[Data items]

....................

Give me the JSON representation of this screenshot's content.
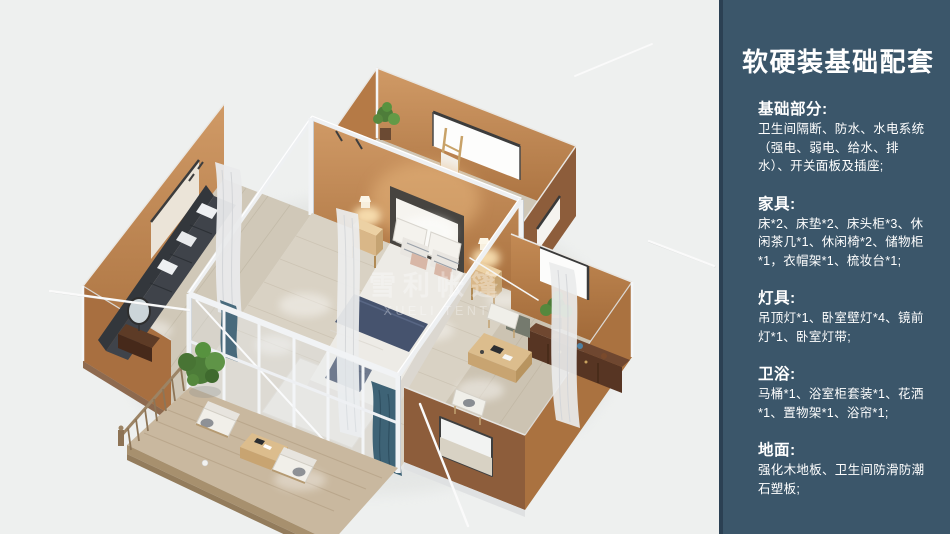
{
  "panel": {
    "title": "软硬装基础配套",
    "sections": [
      {
        "heading": "基础部分:",
        "body": "卫生间隔断、防水、水电系统（强电、弱电、给水、排水）、开关面板及插座;"
      },
      {
        "heading": "家具:",
        "body": "床*2、床垫*2、床头柜*3、休闲茶几*1、休闲椅*2、储物柜*1，衣帽架*1、梳妆台*1;"
      },
      {
        "heading": "灯具:",
        "body": "吊顶灯*1、卧室壁灯*4、镜前灯*1、卧室灯带;"
      },
      {
        "heading": "卫浴:",
        "body": "马桶*1、浴室柜套装*1、花洒*1、置物架*1、浴帘*1;"
      },
      {
        "heading": "地面:",
        "body": "强化木地板、卫生间防滑防潮石塑板;"
      }
    ],
    "colors": {
      "background": "#3b566a",
      "edge": "#2b4053",
      "text": "#ffffff"
    }
  },
  "illustration": {
    "watermark_line1": "雪利帐篷",
    "watermark_line2": "XUELI TENT",
    "subject": "isometric 3D floor-plan render of a glamping tent suite",
    "colors": {
      "background": "#eef0ef",
      "wall_outer": "#8d5d3b",
      "wall_inner": "#c08a58",
      "floor_wood": "#d9d2c4",
      "deck_wood": "#c9b89f",
      "frame_white": "#f1f3f5",
      "bedding_navy": "#46536e",
      "plant_green": "#4c7b38",
      "sofa_charcoal": "#3f434a"
    }
  }
}
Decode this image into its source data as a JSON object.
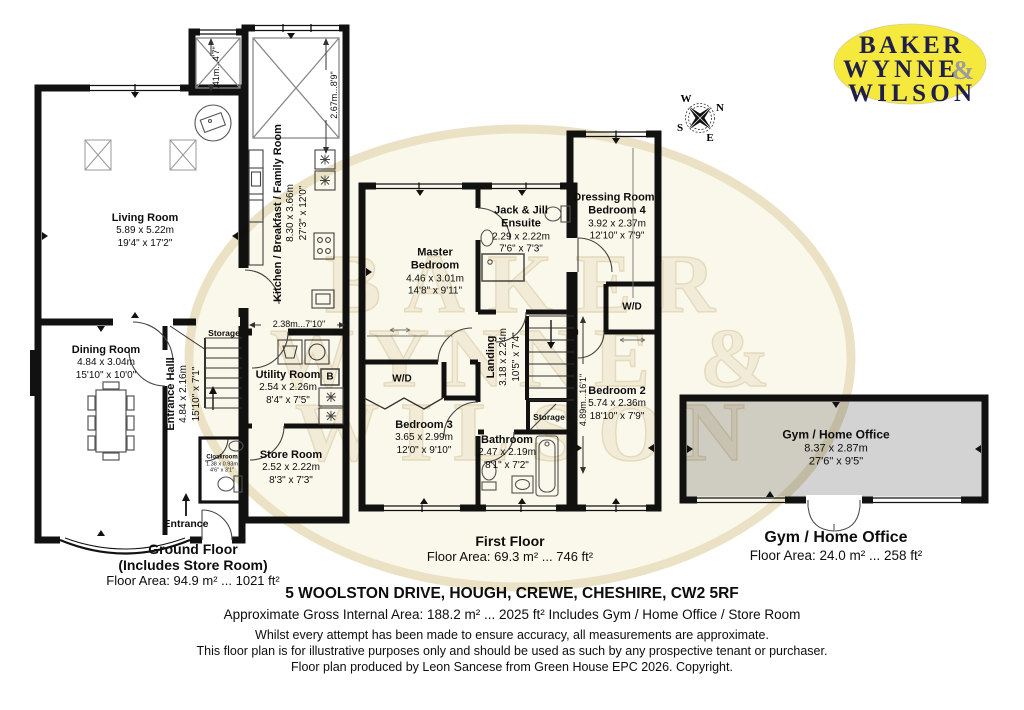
{
  "logo": {
    "line1": "BAKER",
    "line2": "WYNNE",
    "ampersand": "&",
    "line3": "WILSON"
  },
  "watermark": {
    "line1": "BAKER",
    "line2": "WYNNE &",
    "line3": "WILSON"
  },
  "compass": {
    "north": "N",
    "south": "S",
    "east": "E",
    "west": "W"
  },
  "rooms": {
    "living": {
      "name": "Living Room",
      "metric": "5.89 x 5.22m",
      "imperial": "19'4\" x 17'2\""
    },
    "kitchen": {
      "name": "Kitchen / Breakfast / Family Room",
      "metric": "8.30 x 3.66m",
      "imperial": "27'3\" x 12'0\""
    },
    "dining": {
      "name": "Dining Room",
      "metric": "4.84 x 3.04m",
      "imperial": "15'10\" x 10'0\""
    },
    "hall": {
      "name": "Entrance Halll",
      "metric": "4.84 x 2.16m",
      "imperial": "15'10\" x 7'1\""
    },
    "utility": {
      "name": "Utility Room",
      "metric": "2.54 x 2.26m",
      "imperial": "8'4\" x 7'5\""
    },
    "store": {
      "name": "Store Room",
      "metric": "2.52 x 2.22m",
      "imperial": "8'3\" x 7'3\""
    },
    "cloak": {
      "name": "Cloakroom",
      "metric": "1.38 x 0.93m",
      "imperial": "4'6\" x 3'1\""
    },
    "master": {
      "name": "Master Bedroom",
      "metric": "4.46 x 3.01m",
      "imperial": "14'8\" x 9'11\""
    },
    "ensuite": {
      "name": "Jack & Jill Ensuite",
      "metric": "2.29 x 2.22m",
      "imperial": "7'6\" x 7'3\""
    },
    "dressing": {
      "name": "Dressing Room / Bedroom 4",
      "metric": "3.92 x 2.37m",
      "imperial": "12'10\" x 7'9\""
    },
    "landing": {
      "name": "Landing",
      "metric": "3.18 x 2.24m",
      "imperial": "10'5\" x 7'4\""
    },
    "bed2": {
      "name": "Bedroom 2",
      "metric": "5.74 x 2.36m",
      "imperial": "18'10\" x 7'9\""
    },
    "bed3": {
      "name": "Bedroom 3",
      "metric": "3.65 x 2.99m",
      "imperial": "12'0\" x 9'10\""
    },
    "bathroom": {
      "name": "Bathroom",
      "metric": "2.47 x 2.19m",
      "imperial": "8'1\" x 7'2\""
    },
    "gym": {
      "name": "Gym / Home Office",
      "metric": "8.37 x 2.87m",
      "imperial": "27'6\" x 9'5\""
    }
  },
  "labels": {
    "storage": "Storage",
    "wd": "W/D",
    "boiler": "B",
    "entrance": "Entrance"
  },
  "dims": {
    "kitchen_width": "2.38m...7'10\"",
    "rear_projection": "1.41m...4'7\"",
    "kitchen_rear_depth": "2.67m...8'9\"",
    "bedroom2_length": "4.89m...16'1\""
  },
  "captions": {
    "ground": {
      "title": "Ground Floor",
      "subtitle": "(Includes Store Room)",
      "area": "Floor Area: 94.9 m² ... 1021 ft²"
    },
    "first": {
      "title": "First Floor",
      "area": "Floor Area: 69.3 m² ... 746 ft²"
    },
    "gym": {
      "title": "Gym / Home Office",
      "area": "Floor Area: 24.0 m² ... 258 ft²"
    }
  },
  "footer": {
    "address": "5 WOOLSTON DRIVE, HOUGH, CREWE, CHESHIRE, CW2 5RF",
    "gross_area": "Approximate Gross Internal Area: 188.2 m² ... 2025 ft² Includes Gym / Home Office / Store Room",
    "disclaimer1": "Whilst every attempt has been made to ensure accuracy, all measurements are approximate.",
    "disclaimer2": "This floor plan is for illustrative purposes only and should be used as such by any prospective tenant or purchaser.",
    "credit": "Floor plan produced by Leon Sancese from Green House EPC 2026. Copyright."
  },
  "colors": {
    "logo_bg": "#F4E93C",
    "logo_text": "#201F4B",
    "logo_amp": "#9C9CA0",
    "wall": "#111111",
    "gym_fill": "#D3D3D3",
    "watermark_fill": "#F2EBD8"
  }
}
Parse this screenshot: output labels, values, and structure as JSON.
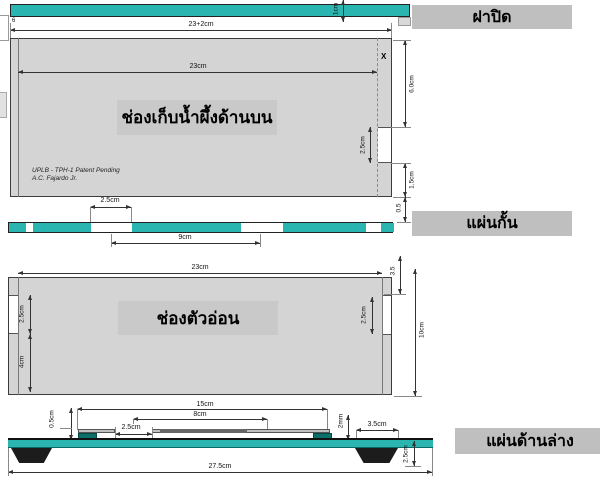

....................

● **Do this**: Every record above must be given again exactly; drop the pictures.

● **Result of this exercise**:
Give me the JSON representation of this screenshot's content.
{
  "panel": {
    "title": "软硬装基础配套",
    "sections": [
      {
        "heading": "基础部分:",
        "body": "卫生间隔断、防水、水电系统（强电、弱电、给水、排水）、开关面板及插座;"
      },
      {
        "heading": "家具:",
        "body": "床*2、床垫*2、床头柜*3、休闲茶几*1、休闲椅*2、储物柜*1，衣帽架*1、梳妆台*1;"
      },
      {
        "heading": "灯具:",
        "body": "吊顶灯*1、卧室壁灯*4、镜前灯*1、卧室灯带;"
      },
      {
        "heading": "卫浴:",
        "body": "马桶*1、浴室柜套装*1、花洒*1、置物架*1、浴帘*1;"
      },
      {
        "heading": "地面:",
        "body": "强化木地板、卫生间防滑防潮石塑板;"
      }
    ],
    "colors": {
      "background": "#3b566a",
      "edge": "#2b4053",
      "text": "#ffffff"
    }
  },
  "illustration": {
    "watermark_line1": "雪利帐篷",
    "watermark_line2": "XUELI TENT",
    "subject": "isometric 3D floor-plan render of a glamping tent suite",
    "colors": {
      "background": "#eef0ef",
      "wall_outer": "#8d5d3b",
      "wall_inner": "#c08a58",
      "floor_wood": "#d9d2c4",
      "deck_wood": "#c9b89f",
      "frame_white": "#f1f3f5",
      "bedding_navy": "#46536e",
      "plant_green": "#4c7b38",
      "sofa_charcoal": "#3f434a"
    }
  }
}
Decode this image into its source data as a JSON object.
{
  "logo": {
    "line1": "BAKER",
    "line2": "WYNNE",
    "ampersand": "&",
    "line3": "WILSON"
  },
  "watermark": {
    "line1": "BAKER",
    "line2": "WYNNE &",
    "line3": "WILSON"
  },
  "compass": {
    "north": "N",
    "south": "S",
    "east": "E",
    "west": "W"
  },
  "rooms": {
    "living": {
      "name": "Living Room",
      "metric": "5.89 x 5.22m",
      "imperial": "19'4\" x 17'2\""
    },
    "kitchen": {
      "name": "Kitchen / Breakfast / Family Room",
      "metric": "8.30 x 3.66m",
      "imperial": "27'3\" x 12'0\""
    },
    "dining": {
      "name": "Dining Room",
      "metric": "4.84 x 3.04m",
      "imperial": "15'10\" x 10'0\""
    },
    "hall": {
      "name": "Entrance Halll",
      "metric": "4.84 x 2.16m",
      "imperial": "15'10\" x 7'1\""
    },
    "utility": {
      "name": "Utility Room",
      "metric": "2.54 x 2.26m",
      "imperial": "8'4\" x 7'5\""
    },
    "store": {
      "name": "Store Room",
      "metric": "2.52 x 2.22m",
      "imperial": "8'3\" x 7'3\""
    },
    "cloak": {
      "name": "Cloakroom",
      "metric": "1.38 x 0.93m",
      "imperial": "4'6\" x 3'1\""
    },
    "master": {
      "name": "Master Bedroom",
      "metric": "4.46 x 3.01m",
      "imperial": "14'8\" x 9'11\""
    },
    "ensuite": {
      "name": "Jack & Jill Ensuite",
      "metric": "2.29 x 2.22m",
      "imperial": "7'6\" x 7'3\""
    },
    "dressing": {
      "name": "Dressing Room / Bedroom 4",
      "metric": "3.92 x 2.37m",
      "imperial": "12'10\" x 7'9\""
    },
    "landing": {
      "name": "Landing",
      "metric": "3.18 x 2.24m",
      "imperial": "10'5\" x 7'4\""
    },
    "bed2": {
      "name": "Bedroom 2",
      "metric": "5.74 x 2.36m",
      "imperial": "18'10\" x 7'9\""
    },
    "bed3": {
      "name": "Bedroom 3",
      "metric": "3.65 x 2.99m",
      "imperial": "12'0\" x 9'10\""
    },
    "bathroom": {
      "name": "Bathroom",
      "metric": "2.47 x 2.19m",
      "imperial": "8'1\" x 7'2\""
    },
    "gym": {
      "name": "Gym / Home Office",
      "metric": "8.37 x 2.87m",
      "imperial": "27'6\" x 9'5\""
    }
  },
  "labels": {
    "storage": "Storage",
    "wd": "W/D",
    "boiler": "B",
    "entrance": "Entrance"
  },
  "dims": {
    "kitchen_width": "2.38m...7'10\"",
    "rear_projection": "1.41m...4'7\"",
    "kitchen_rear_depth": "2.67m...8'9\"",
    "bedroom2_length": "4.89m...16'1\""
  },
  "captions": {
    "ground": {
      "title": "Ground Floor",
      "subtitle": "(Includes Store Room)",
      "area": "Floor Area: 94.9 m² ... 1021 ft²"
    },
    "first": {
      "title": "First Floor",
      "area": "Floor Area: 69.3 m² ... 746 ft²"
    },
    "gym": {
      "title": "Gym / Home Office",
      "area": "Floor Area: 24.0 m² ... 258 ft²"
    }
  },
  "footer": {
    "address": "5 WOOLSTON DRIVE, HOUGH, CREWE, CHESHIRE, CW2 5RF",
    "gross_area": "Approximate Gross Internal Area: 188.2 m² ... 2025 ft² Includes Gym / Home Office / Store Room",
    "disclaimer1": "Whilst every attempt has been made to ensure accuracy, all measurements are approximate.",
    "disclaimer2": "This floor plan is for illustrative purposes only and should be used as such by any prospective tenant or purchaser.",
    "credit": "Floor plan produced by Leon Sancese from Green House EPC 2026. Copyright."
  },
  "colors": {
    "logo_bg": "#F4E93C",
    "logo_text": "#201F4B",
    "logo_amp": "#9C9CA0",
    "wall": "#111111",
    "gym_fill": "#D3D3D3",
    "watermark_fill": "#F2EBD8"
  }
}
Parse this screenshot: output labels, values, and structure as JSON.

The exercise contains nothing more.